■ **Job**
Your task is to copy the listing exactly, with the pictures left out.

"""

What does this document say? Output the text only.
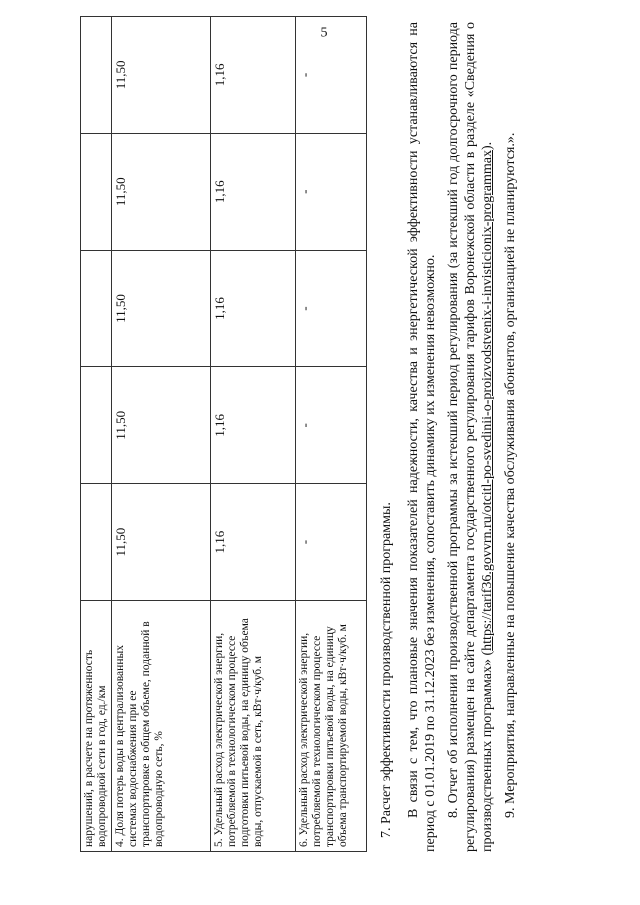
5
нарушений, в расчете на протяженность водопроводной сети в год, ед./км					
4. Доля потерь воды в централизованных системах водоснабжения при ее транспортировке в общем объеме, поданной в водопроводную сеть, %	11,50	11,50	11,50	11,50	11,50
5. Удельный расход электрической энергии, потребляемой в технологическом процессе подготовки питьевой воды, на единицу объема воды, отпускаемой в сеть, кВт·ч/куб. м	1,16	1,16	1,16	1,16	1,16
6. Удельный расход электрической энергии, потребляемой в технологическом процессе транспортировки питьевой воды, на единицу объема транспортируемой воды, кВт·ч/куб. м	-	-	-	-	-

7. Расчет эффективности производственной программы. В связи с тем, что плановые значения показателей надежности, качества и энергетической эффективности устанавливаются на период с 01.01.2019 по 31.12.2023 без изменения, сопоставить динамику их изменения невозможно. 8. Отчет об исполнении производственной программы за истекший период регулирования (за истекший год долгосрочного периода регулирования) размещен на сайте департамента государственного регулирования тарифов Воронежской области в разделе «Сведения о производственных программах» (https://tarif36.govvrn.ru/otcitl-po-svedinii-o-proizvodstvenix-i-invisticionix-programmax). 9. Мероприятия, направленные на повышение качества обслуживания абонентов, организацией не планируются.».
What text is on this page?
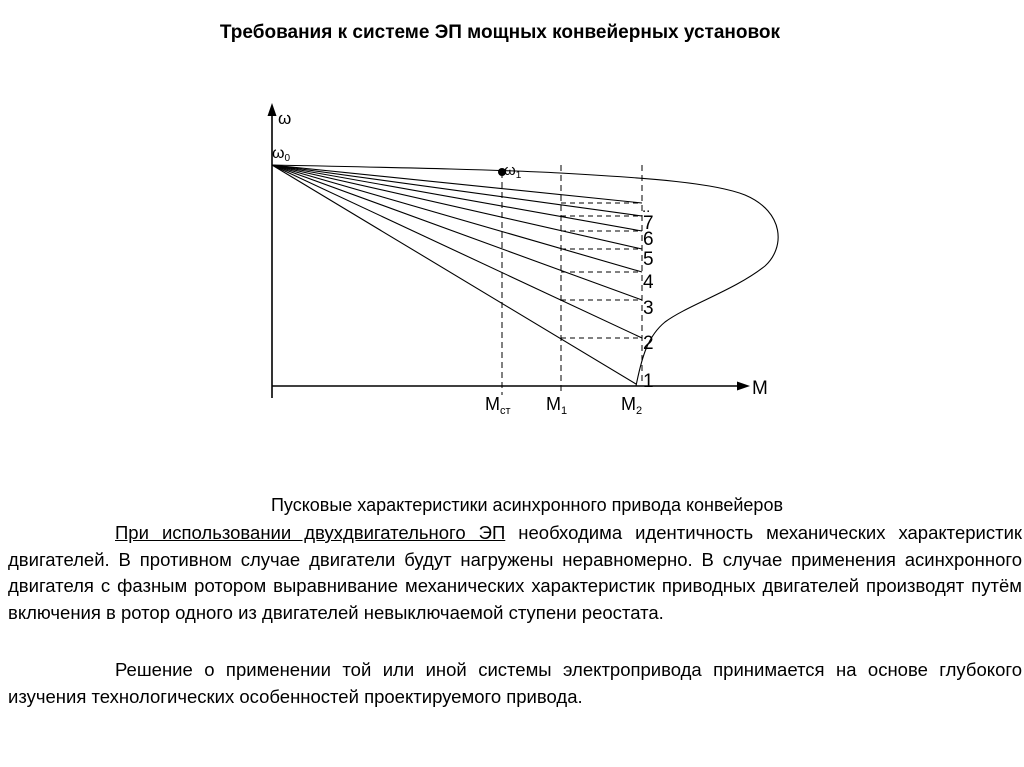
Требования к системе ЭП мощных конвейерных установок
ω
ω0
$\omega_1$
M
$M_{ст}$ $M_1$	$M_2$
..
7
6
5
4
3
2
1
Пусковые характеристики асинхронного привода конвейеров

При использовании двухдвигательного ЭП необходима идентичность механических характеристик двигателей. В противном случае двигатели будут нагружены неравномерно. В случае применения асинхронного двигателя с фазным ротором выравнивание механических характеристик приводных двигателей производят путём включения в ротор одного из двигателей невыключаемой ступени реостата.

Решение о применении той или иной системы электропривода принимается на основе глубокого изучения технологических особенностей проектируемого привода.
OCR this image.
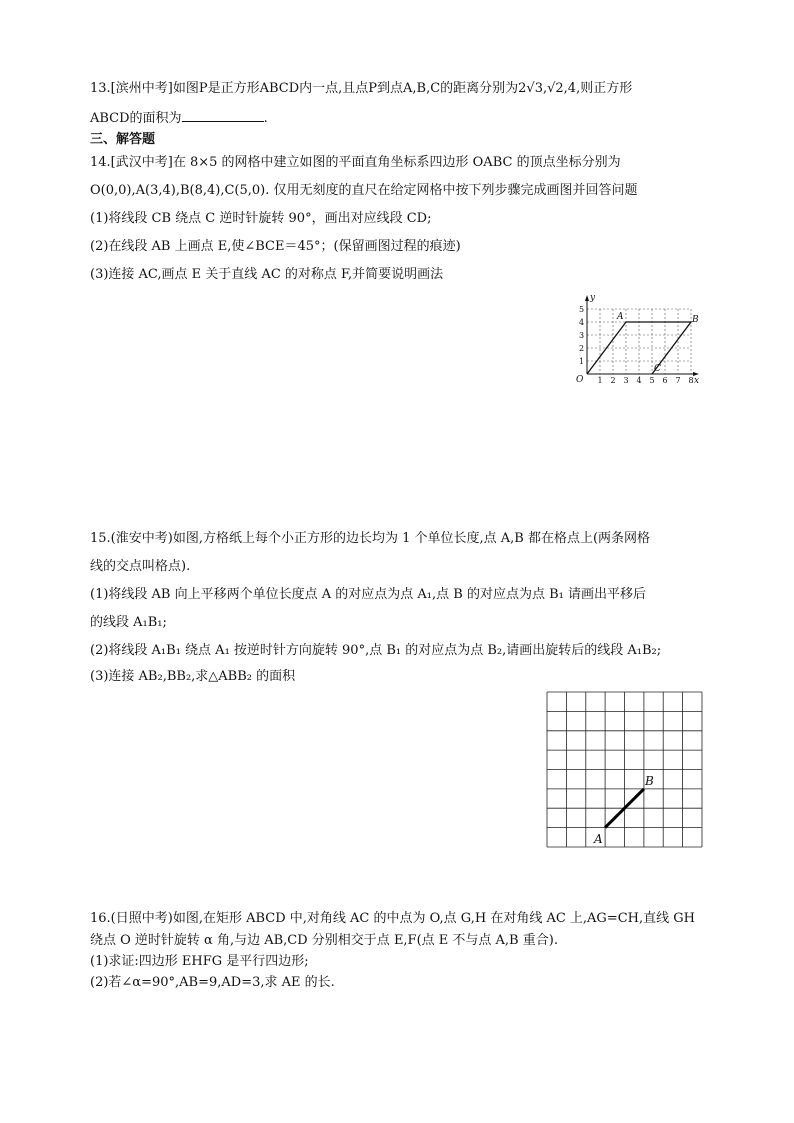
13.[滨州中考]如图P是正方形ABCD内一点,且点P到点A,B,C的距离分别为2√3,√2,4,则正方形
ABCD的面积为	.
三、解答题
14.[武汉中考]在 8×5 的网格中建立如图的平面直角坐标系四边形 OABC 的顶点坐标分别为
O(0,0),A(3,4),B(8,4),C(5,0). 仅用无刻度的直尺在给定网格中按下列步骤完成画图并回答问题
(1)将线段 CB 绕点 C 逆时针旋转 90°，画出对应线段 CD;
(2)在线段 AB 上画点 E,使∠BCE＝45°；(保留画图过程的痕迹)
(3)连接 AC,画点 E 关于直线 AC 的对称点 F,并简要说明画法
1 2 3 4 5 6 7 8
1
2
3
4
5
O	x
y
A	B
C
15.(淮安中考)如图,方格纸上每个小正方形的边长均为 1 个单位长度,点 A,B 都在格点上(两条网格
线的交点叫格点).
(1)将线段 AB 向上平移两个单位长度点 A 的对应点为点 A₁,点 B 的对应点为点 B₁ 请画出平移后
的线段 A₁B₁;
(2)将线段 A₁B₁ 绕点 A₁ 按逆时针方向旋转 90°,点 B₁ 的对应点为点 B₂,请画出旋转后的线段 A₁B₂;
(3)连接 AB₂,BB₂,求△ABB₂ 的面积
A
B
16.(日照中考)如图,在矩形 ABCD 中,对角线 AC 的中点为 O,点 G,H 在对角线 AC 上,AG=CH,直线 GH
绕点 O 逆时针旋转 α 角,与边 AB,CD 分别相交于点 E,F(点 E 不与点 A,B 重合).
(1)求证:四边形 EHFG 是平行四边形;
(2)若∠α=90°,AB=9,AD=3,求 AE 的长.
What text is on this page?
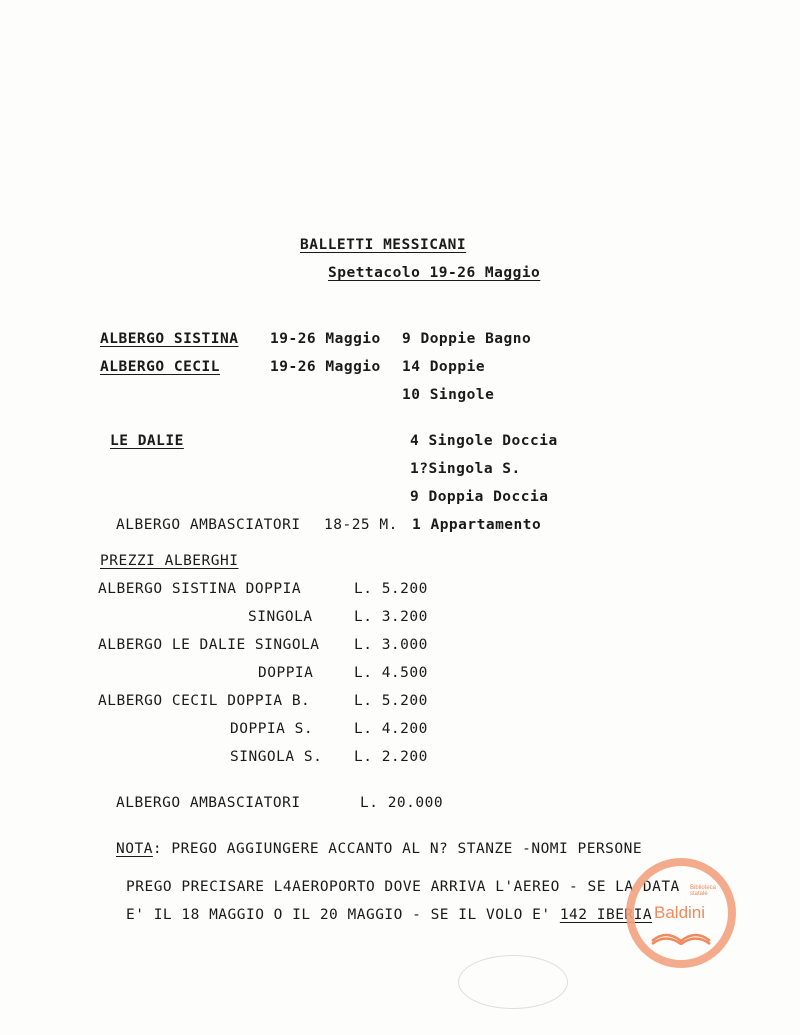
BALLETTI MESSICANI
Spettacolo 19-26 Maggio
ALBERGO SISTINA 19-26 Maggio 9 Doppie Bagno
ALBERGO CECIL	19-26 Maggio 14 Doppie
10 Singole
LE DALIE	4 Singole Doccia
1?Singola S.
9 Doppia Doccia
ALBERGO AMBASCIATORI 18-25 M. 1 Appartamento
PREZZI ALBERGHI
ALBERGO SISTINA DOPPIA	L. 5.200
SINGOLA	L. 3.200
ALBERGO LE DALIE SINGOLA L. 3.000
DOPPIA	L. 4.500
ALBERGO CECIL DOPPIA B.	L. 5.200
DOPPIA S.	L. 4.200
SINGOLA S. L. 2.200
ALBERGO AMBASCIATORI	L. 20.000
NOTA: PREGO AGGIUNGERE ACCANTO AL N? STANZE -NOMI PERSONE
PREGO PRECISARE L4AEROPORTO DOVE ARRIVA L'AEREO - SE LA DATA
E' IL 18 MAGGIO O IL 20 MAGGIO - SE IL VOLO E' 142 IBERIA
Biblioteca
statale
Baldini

"""

■ **Reply**
What does this document say? Output the text only.
5
нарушений, в расчете на протяженность водопроводной сети в год, ед./км					
4. Доля потерь воды в централизованных системах водоснабжения при ее транспортировке в общем объеме, поданной в водопроводную сеть, %	11,50	11,50	11,50	11,50	11,50
5. Удельный расход электрической энергии, потребляемой в технологическом процессе подготовки питьевой воды, на единицу объема воды, отпускаемой в сеть, кВт·ч/куб. м	1,16	1,16	1,16	1,16	1,16
6. Удельный расход электрической энергии, потребляемой в технологическом процессе транспортировки питьевой воды, на единицу объема транспортируемой воды, кВт·ч/куб. м	-	-	-	-	-

7. Расчет эффективности производственной программы. В связи с тем, что плановые значения показателей надежности, качества и энергетической эффективности устанавливаются на период с 01.01.2019 по 31.12.2023 без изменения, сопоставить динамику их изменения невозможно. 8. Отчет об исполнении производственной программы за истекший период регулирования (за истекший год долгосрочного периода регулирования) размещен на сайте департамента государственного регулирования тарифов Воронежской области в разделе «Сведения о производственных программах» (https://tarif36.govvrn.ru/otcitl-po-svedinii-o-proizvodstvenix-i-invisticionix-programmax). 9. Мероприятия, направленные на повышение качества обслуживания абонентов, организацией не планируются.».
What text is on this page?
Требования к системе ЭП мощных конвейерных установок
ω
ω0
$\omega_1$
M
$M_{ст}$ $M_1$	$M_2$
..
7
6
5
4
3
2
1
Пусковые характеристики асинхронного привода конвейеров

При использовании двухдвигательного ЭП необходима идентичность механических характеристик двигателей. В противном случае двигатели будут нагружены неравномерно. В случае применения асинхронного двигателя с фазным ротором выравнивание механических характеристик приводных двигателей производят путём включения в ротор одного из двигателей невыключаемой ступени реостата.

Решение о применении той или иной системы электропривода принимается на основе глубокого изучения технологических особенностей проектируемого привода.
OCR this image.
13.[滨州中考]如图P是正方形ABCD内一点,且点P到点A,B,C的距离分别为2√3,√2,4,则正方形
ABCD的面积为	.
三、解答题
14.[武汉中考]在 8×5 的网格中建立如图的平面直角坐标系四边形 OABC 的顶点坐标分别为
O(0,0),A(3,4),B(8,4),C(5,0). 仅用无刻度的直尺在给定网格中按下列步骤完成画图并回答问题
(1)将线段 CB 绕点 C 逆时针旋转 90°，画出对应线段 CD;
(2)在线段 AB 上画点 E,使∠BCE＝45°；(保留画图过程的痕迹)
(3)连接 AC,画点 E 关于直线 AC 的对称点 F,并简要说明画法
1 2 3 4 5 6 7 8
1
2
3
4
5
O	x
y
A	B
C
15.(淮安中考)如图,方格纸上每个小正方形的边长均为 1 个单位长度,点 A,B 都在格点上(两条网格
线的交点叫格点).
(1)将线段 AB 向上平移两个单位长度点 A 的对应点为点 A₁,点 B 的对应点为点 B₁ 请画出平移后
的线段 A₁B₁;
(2)将线段 A₁B₁ 绕点 A₁ 按逆时针方向旋转 90°,点 B₁ 的对应点为点 B₂,请画出旋转后的线段 A₁B₂;
(3)连接 AB₂,BB₂,求△ABB₂ 的面积
A
B
16.(日照中考)如图,在矩形 ABCD 中,对角线 AC 的中点为 O,点 G,H 在对角线 AC 上,AG=CH,直线 GH
绕点 O 逆时针旋转 α 角,与边 AB,CD 分别相交于点 E,F(点 E 不与点 A,B 重合).
(1)求证:四边形 EHFG 是平行四边形;
(2)若∠α=90°,AB=9,AD=3,求 AE 的长.
What text is on this page?
BALLETTI MESSICANI
Spettacolo 19-26 Maggio
ALBERGO SISTINA 19-26 Maggio 9 Doppie Bagno
ALBERGO CECIL	19-26 Maggio 14 Doppie
10 Singole
LE DALIE	4 Singole Doccia
1?Singola S.
9 Doppia Doccia
ALBERGO AMBASCIATORI 18-25 M. 1 Appartamento
PREZZI ALBERGHI
ALBERGO SISTINA DOPPIA	L. 5.200
SINGOLA	L. 3.200
ALBERGO LE DALIE SINGOLA L. 3.000
DOPPIA	L. 4.500
ALBERGO CECIL DOPPIA B.	L. 5.200
DOPPIA S.	L. 4.200
SINGOLA S. L. 2.200
ALBERGO AMBASCIATORI	L. 20.000
NOTA: PREGO AGGIUNGERE ACCANTO AL N? STANZE -NOMI PERSONE
PREGO PRECISARE L4AEROPORTO DOVE ARRIVA L'AEREO - SE LA DATA
E' IL 18 MAGGIO O IL 20 MAGGIO - SE IL VOLO E' 142 IBERIA
Biblioteca
statale
Baldini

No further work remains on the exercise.